:: Stated task ::
The data below must be copied in full and without any change.

_ _ _ _

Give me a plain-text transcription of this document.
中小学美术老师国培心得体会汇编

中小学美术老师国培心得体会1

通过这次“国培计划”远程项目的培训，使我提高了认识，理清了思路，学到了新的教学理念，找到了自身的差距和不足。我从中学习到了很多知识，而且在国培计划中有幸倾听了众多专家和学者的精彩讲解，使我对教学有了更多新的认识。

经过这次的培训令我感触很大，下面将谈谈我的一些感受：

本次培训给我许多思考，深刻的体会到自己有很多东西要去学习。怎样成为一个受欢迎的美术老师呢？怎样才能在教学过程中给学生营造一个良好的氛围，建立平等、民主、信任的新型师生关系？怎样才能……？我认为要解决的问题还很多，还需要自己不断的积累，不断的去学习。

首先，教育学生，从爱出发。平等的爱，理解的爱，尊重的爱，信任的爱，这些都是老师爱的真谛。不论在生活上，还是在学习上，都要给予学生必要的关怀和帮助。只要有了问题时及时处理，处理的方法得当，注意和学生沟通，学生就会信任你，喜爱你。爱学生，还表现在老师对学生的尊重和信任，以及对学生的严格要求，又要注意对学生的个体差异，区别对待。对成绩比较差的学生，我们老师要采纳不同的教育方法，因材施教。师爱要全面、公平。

_ _ _ _

:: Correct result ::
Give me a plain-text transcription of this document.
中小学美术老师国培心得体会汇编

中小学美术老师国培心得体会1

通过这次“国培计划”远程项目的培训，使我提高了认识，理清了思路，学到了新的教学理念，找到了自身的差距和不足。我从中学习到了很多知识，而且在国培计划中有幸倾听了众多专家和学者的精彩讲解，使我对教学有了更多新的认识。

经过这次的培训令我感触很大，下面将谈谈我的一些感受：

本次培训给我许多思考，深刻的体会到自己有很多东西要去学习。怎样成为一个受欢迎的美术老师呢？怎样才能在教学过程中给学生营造一个良好的氛围，建立平等、民主、信任的新型师生关系？怎样才能……？我认为要解决的问题还很多，还需要自己不断的积累，不断的去学习。

首先，教育学生，从爱出发。平等的爱，理解的爱，尊重的爱，信任的爱，这些都是老师爱的真谛。不论在生活上，还是在学习上，都要给予学生必要的关怀和帮助。只要有了问题时及时处理，处理的方法得当，注意和学生沟通，学生就会信任你，喜爱你。爱学生，还表现在老师对学生的尊重和信任，以及对学生的严格要求，又要注意对学生的个体差异，区别对待。对成绩比较差的学生，我们老师要采纳不同的教育方法，因材施教。师爱要全面、公平。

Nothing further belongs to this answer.